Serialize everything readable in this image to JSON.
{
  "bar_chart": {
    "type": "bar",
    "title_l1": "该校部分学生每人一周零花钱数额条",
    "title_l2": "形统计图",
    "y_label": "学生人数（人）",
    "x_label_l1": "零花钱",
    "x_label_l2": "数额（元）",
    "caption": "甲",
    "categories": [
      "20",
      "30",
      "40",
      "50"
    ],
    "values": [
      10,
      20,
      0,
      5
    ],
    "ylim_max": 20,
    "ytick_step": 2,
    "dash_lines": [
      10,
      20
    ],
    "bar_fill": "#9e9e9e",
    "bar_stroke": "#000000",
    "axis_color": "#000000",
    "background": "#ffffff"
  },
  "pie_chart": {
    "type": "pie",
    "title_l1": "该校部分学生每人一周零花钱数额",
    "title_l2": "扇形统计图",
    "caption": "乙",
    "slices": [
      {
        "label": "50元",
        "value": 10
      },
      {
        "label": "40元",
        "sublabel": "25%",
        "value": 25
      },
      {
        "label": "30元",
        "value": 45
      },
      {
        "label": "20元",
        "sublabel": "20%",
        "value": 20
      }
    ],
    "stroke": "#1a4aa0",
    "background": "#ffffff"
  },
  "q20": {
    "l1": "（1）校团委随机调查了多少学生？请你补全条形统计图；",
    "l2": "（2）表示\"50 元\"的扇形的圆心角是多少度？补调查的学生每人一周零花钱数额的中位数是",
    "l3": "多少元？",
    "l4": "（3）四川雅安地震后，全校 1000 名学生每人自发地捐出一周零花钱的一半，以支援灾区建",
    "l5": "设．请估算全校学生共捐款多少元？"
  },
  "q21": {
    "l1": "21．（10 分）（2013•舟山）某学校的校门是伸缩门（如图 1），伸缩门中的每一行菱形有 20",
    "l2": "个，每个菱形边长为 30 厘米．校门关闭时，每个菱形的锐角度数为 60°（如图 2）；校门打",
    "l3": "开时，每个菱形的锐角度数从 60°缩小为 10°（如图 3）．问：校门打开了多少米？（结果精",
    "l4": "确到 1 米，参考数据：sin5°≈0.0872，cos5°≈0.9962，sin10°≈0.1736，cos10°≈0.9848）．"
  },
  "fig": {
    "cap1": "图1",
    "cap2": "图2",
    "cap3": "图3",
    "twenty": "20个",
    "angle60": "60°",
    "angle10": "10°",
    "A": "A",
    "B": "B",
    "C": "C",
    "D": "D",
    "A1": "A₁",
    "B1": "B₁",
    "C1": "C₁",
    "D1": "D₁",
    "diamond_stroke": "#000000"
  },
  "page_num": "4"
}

----------

(Work to do) Repeat the data precisely, reproducing every entry.

(Result)
Serialize everything readable in this image to JSON.
{
  "bar_chart": {
    "type": "bar",
    "title_l1": "该校部分学生每人一周零花钱数额条",
    "title_l2": "形统计图",
    "y_label": "学生人数（人）",
    "x_label_l1": "零花钱",
    "x_label_l2": "数额（元）",
    "caption": "甲",
    "categories": [
      "20",
      "30",
      "40",
      "50"
    ],
    "values": [
      10,
      20,
      0,
      5
    ],
    "ylim_max": 20,
    "ytick_step": 2,
    "dash_lines": [
      10,
      20
    ],
    "bar_fill": "#9e9e9e",
    "bar_stroke": "#000000",
    "axis_color": "#000000",
    "background": "#ffffff"
  },
  "pie_chart": {
    "type": "pie",
    "title_l1": "该校部分学生每人一周零花钱数额",
    "title_l2": "扇形统计图",
    "caption": "乙",
    "slices": [
      {
        "label": "50元",
        "value": 10
      },
      {
        "label": "40元",
        "sublabel": "25%",
        "value": 25
      },
      {
        "label": "30元",
        "value": 45
      },
      {
        "label": "20元",
        "sublabel": "20%",
        "value": 20
      }
    ],
    "stroke": "#1a4aa0",
    "background": "#ffffff"
  },
  "q20": {
    "l1": "（1）校团委随机调查了多少学生？请你补全条形统计图；",
    "l2": "（2）表示\"50 元\"的扇形的圆心角是多少度？补调查的学生每人一周零花钱数额的中位数是",
    "l3": "多少元？",
    "l4": "（3）四川雅安地震后，全校 1000 名学生每人自发地捐出一周零花钱的一半，以支援灾区建",
    "l5": "设．请估算全校学生共捐款多少元？"
  },
  "q21": {
    "l1": "21．（10 分）（2013•舟山）某学校的校门是伸缩门（如图 1），伸缩门中的每一行菱形有 20",
    "l2": "个，每个菱形边长为 30 厘米．校门关闭时，每个菱形的锐角度数为 60°（如图 2）；校门打",
    "l3": "开时，每个菱形的锐角度数从 60°缩小为 10°（如图 3）．问：校门打开了多少米？（结果精",
    "l4": "确到 1 米，参考数据：sin5°≈0.0872，cos5°≈0.9962，sin10°≈0.1736，cos10°≈0.9848）．"
  },
  "fig": {
    "cap1": "图1",
    "cap2": "图2",
    "cap3": "图3",
    "twenty": "20个",
    "angle60": "60°",
    "angle10": "10°",
    "A": "A",
    "B": "B",
    "C": "C",
    "D": "D",
    "A1": "A₁",
    "B1": "B₁",
    "C1": "C₁",
    "D1": "D₁",
    "diamond_stroke": "#000000"
  },
  "page_num": "4"
}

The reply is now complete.